Count every line that holds the string "minus", then give that number alone.

--- START OF RECORDS PROVIDED ---

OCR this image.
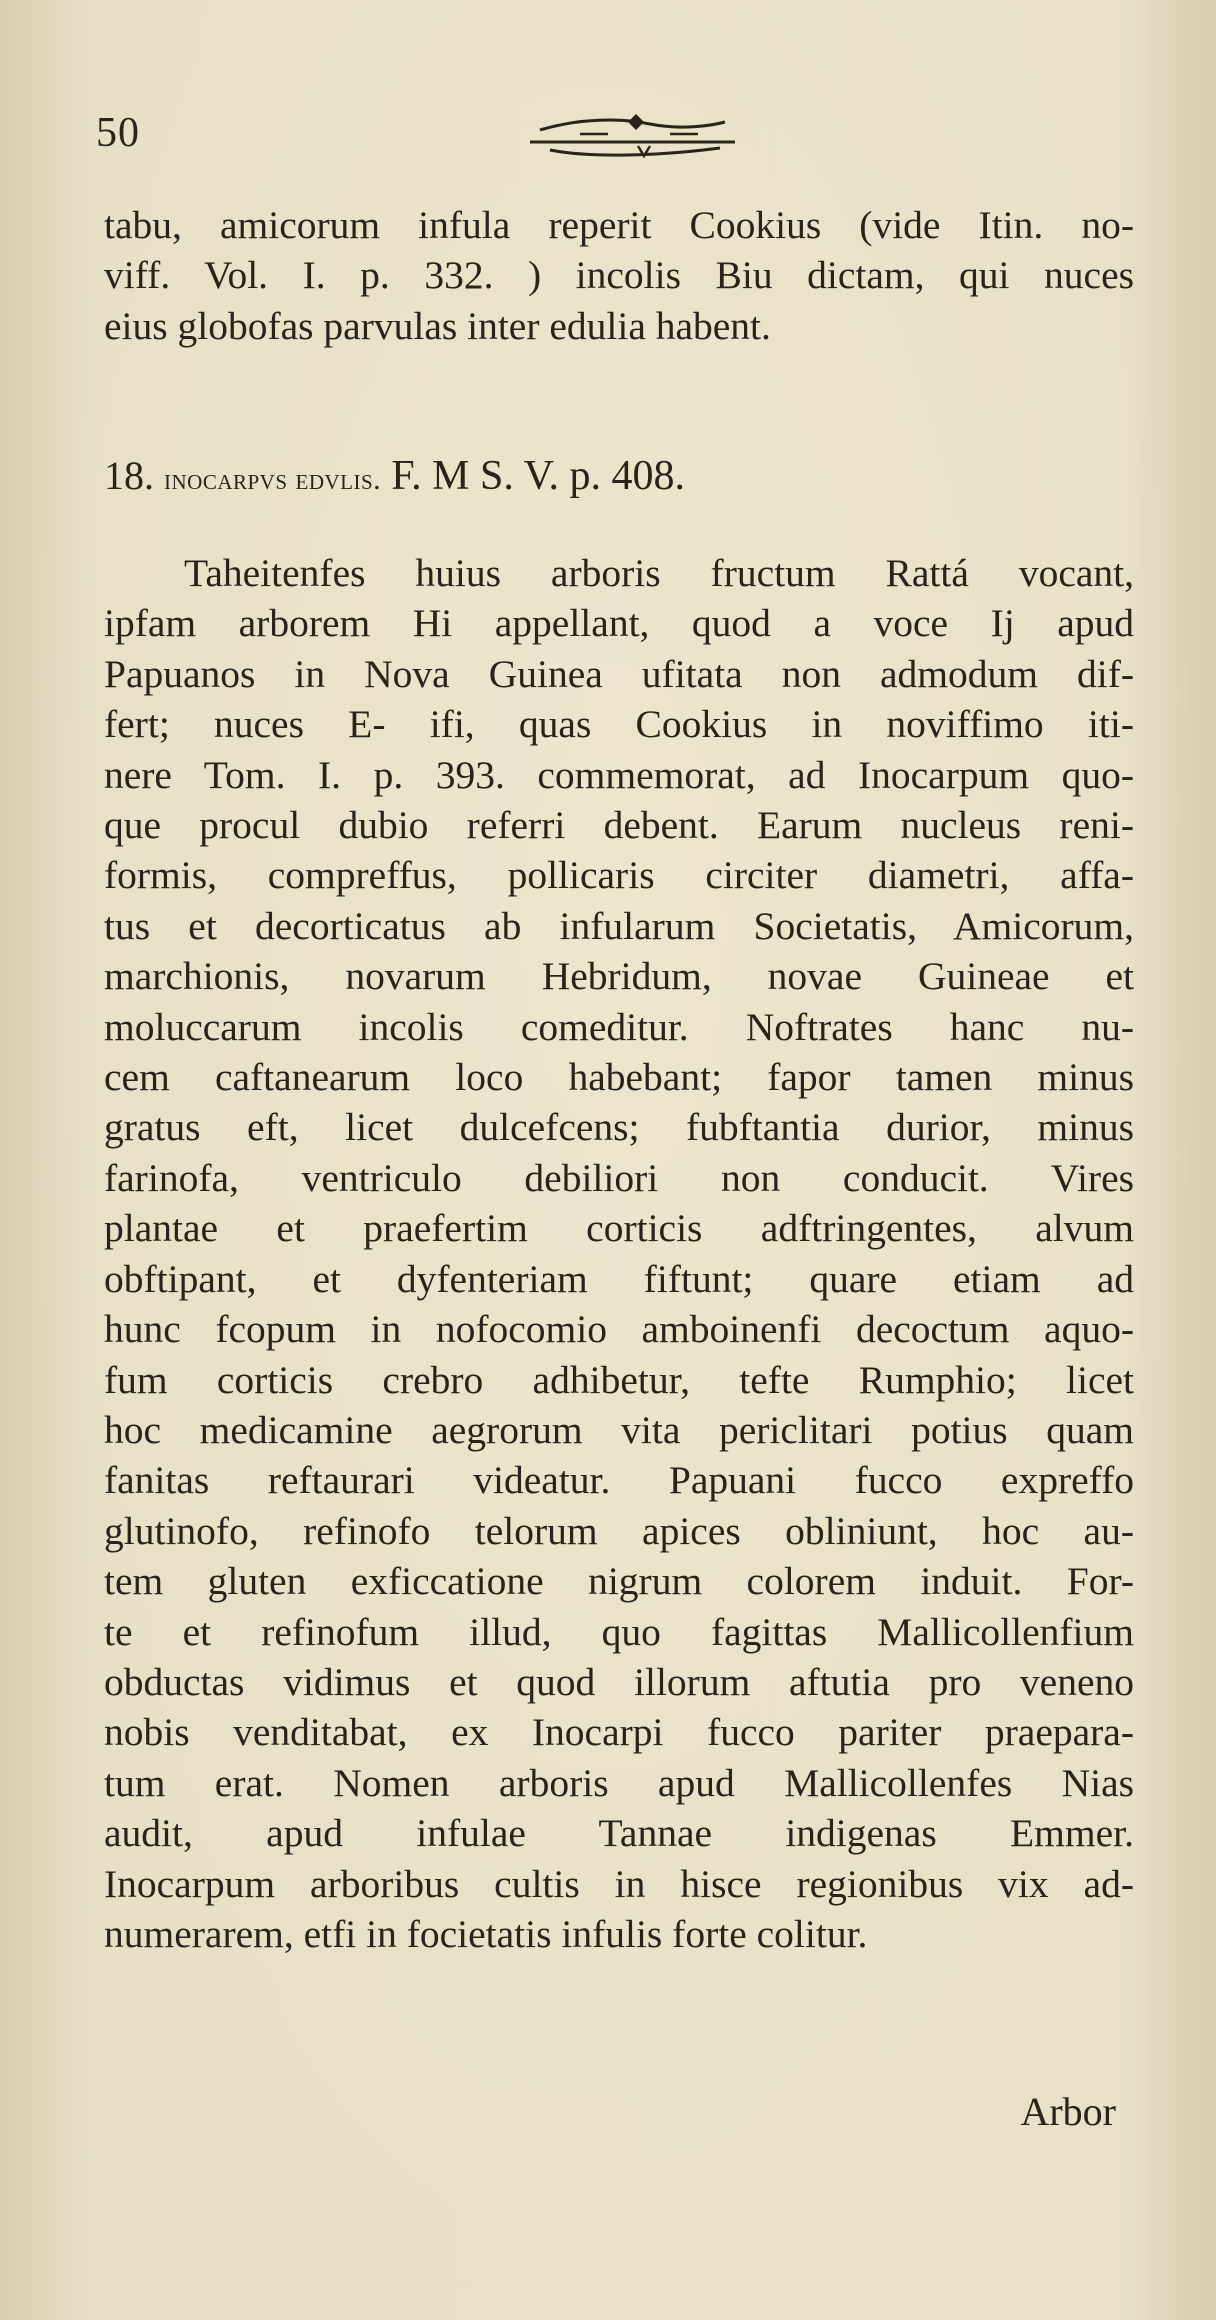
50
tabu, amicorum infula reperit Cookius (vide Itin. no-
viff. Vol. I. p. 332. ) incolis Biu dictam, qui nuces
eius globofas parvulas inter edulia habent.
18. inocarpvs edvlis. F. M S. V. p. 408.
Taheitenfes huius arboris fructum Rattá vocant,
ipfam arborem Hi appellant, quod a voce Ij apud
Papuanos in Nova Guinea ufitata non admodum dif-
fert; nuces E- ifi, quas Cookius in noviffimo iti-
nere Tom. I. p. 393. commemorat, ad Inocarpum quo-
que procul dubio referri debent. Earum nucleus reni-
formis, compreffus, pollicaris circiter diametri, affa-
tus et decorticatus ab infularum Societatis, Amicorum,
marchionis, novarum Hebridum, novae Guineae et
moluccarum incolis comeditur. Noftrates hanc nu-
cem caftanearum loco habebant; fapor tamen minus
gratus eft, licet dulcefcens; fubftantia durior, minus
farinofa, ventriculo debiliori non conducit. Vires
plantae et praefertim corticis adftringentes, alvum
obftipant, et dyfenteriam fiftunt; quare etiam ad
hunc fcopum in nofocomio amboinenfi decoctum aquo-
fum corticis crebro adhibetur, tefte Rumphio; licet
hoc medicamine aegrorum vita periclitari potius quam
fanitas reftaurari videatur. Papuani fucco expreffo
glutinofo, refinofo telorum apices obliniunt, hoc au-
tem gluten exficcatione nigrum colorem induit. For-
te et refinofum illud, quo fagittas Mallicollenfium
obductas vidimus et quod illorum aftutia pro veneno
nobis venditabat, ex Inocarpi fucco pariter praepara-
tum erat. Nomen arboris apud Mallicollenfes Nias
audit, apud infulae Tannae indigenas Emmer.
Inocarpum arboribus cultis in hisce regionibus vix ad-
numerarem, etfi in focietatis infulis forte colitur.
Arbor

--- END OF RECORDS PROVIDED ---
--- START OF RECORDS PROVIDED ---

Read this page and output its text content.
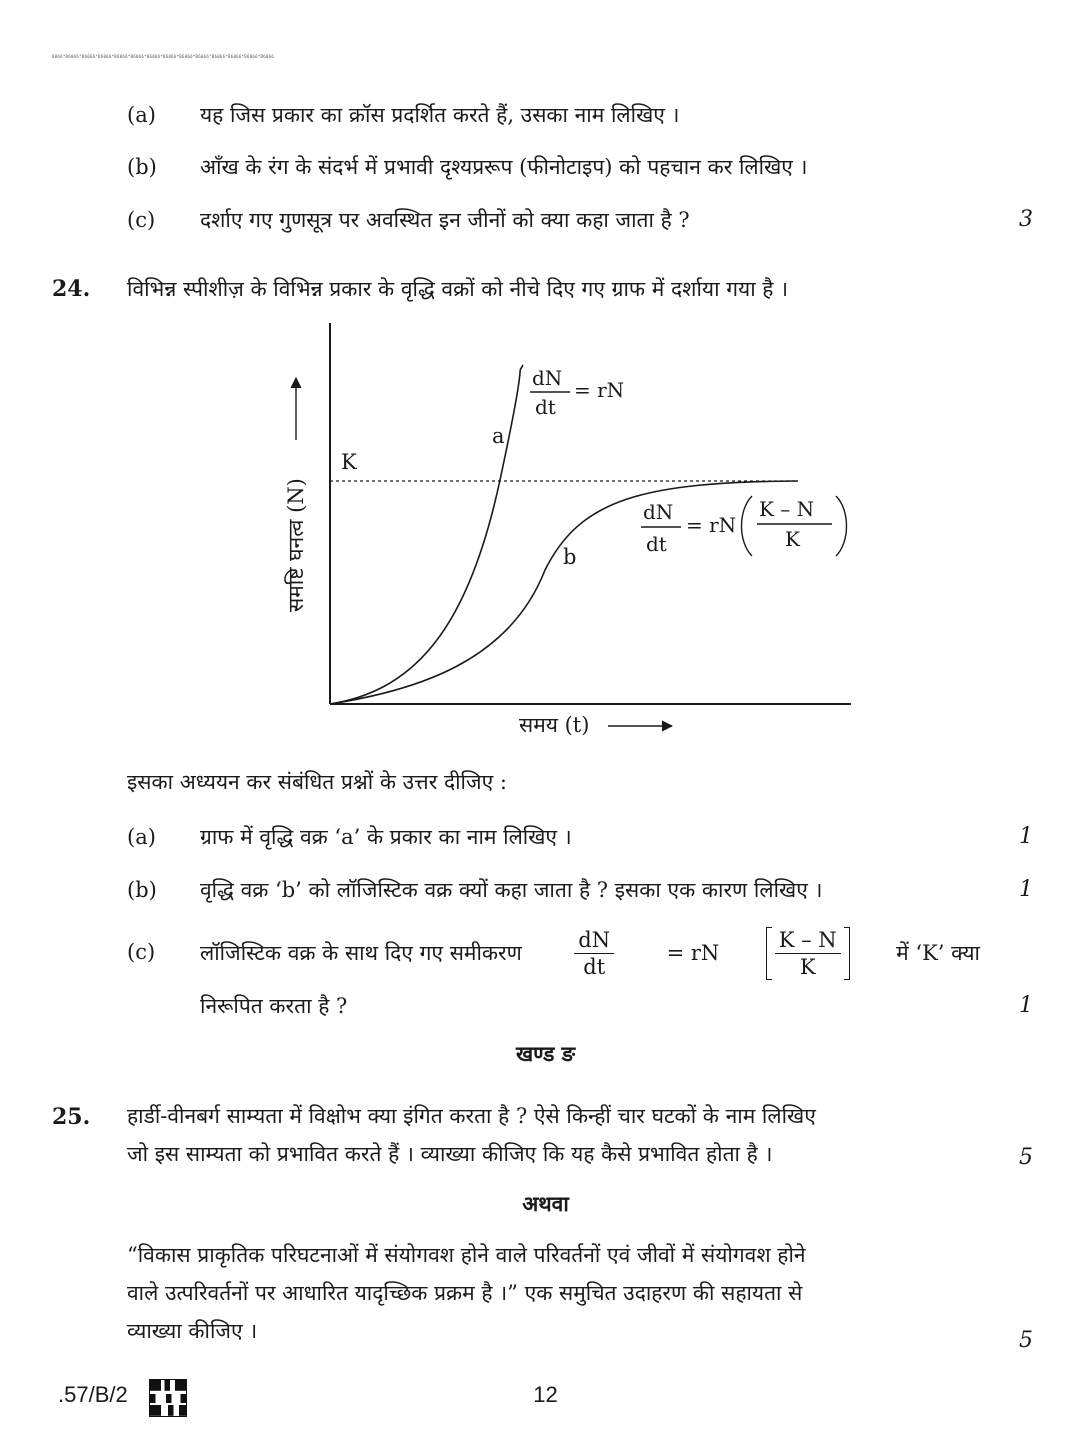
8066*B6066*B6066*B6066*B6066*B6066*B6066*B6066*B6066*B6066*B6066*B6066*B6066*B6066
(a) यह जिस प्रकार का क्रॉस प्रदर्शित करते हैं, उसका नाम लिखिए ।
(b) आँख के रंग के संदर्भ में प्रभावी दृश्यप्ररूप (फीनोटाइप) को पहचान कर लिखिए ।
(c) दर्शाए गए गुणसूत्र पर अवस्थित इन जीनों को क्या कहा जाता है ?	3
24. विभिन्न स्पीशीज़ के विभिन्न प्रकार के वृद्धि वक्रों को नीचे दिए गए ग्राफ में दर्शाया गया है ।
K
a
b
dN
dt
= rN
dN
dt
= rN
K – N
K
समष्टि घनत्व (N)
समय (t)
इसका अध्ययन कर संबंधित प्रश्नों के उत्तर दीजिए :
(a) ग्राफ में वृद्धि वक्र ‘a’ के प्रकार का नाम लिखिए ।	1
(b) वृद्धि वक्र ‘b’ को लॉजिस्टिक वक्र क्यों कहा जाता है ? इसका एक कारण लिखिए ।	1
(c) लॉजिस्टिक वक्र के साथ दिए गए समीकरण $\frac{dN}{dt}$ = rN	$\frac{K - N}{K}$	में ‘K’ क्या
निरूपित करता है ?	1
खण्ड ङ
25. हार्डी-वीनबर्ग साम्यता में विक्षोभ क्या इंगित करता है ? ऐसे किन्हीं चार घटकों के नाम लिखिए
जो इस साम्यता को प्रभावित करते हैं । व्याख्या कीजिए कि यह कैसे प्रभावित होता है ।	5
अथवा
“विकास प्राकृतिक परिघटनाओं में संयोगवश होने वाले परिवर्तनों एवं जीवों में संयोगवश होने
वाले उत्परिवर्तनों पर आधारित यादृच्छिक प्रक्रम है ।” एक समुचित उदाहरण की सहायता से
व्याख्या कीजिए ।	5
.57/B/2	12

--- END OF RECORDS PROVIDED ---

* REPLY TO THE EXERCISE *
2